* BEGIN Source material *

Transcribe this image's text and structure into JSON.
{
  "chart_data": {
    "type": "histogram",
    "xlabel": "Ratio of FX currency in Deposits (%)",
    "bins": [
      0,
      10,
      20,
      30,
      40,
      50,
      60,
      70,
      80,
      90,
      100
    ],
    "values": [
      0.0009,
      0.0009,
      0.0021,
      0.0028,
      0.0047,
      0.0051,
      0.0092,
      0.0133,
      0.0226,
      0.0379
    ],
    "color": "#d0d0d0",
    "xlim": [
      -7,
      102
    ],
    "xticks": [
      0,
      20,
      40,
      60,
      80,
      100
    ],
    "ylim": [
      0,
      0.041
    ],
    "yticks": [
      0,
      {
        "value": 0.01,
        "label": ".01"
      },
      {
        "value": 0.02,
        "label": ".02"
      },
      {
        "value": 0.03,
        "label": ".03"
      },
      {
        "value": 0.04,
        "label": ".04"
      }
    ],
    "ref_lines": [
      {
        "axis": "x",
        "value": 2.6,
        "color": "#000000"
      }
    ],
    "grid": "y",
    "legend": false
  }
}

* END Source material *

■ Exercise objective:
Please repeat the material above, word for word and in full.

■ Response below:
Transcribe this image's text and structure into JSON.
{
  "chart_data": {
    "type": "histogram",
    "xlabel": "Ratio of FX currency in Deposits (%)",
    "bins": [
      0,
      10,
      20,
      30,
      40,
      50,
      60,
      70,
      80,
      90,
      100
    ],
    "values": [
      0.0009,
      0.0009,
      0.0021,
      0.0028,
      0.0047,
      0.0051,
      0.0092,
      0.0133,
      0.0226,
      0.0379
    ],
    "color": "#d0d0d0",
    "xlim": [
      -7,
      102
    ],
    "xticks": [
      0,
      20,
      40,
      60,
      80,
      100
    ],
    "ylim": [
      0,
      0.041
    ],
    "yticks": [
      0,
      {
        "value": 0.01,
        "label": ".01"
      },
      {
        "value": 0.02,
        "label": ".02"
      },
      {
        "value": 0.03,
        "label": ".03"
      },
      {
        "value": 0.04,
        "label": ".04"
      }
    ],
    "ref_lines": [
      {
        "axis": "x",
        "value": 2.6,
        "color": "#000000"
      }
    ],
    "grid": "y",
    "legend": false
  }
}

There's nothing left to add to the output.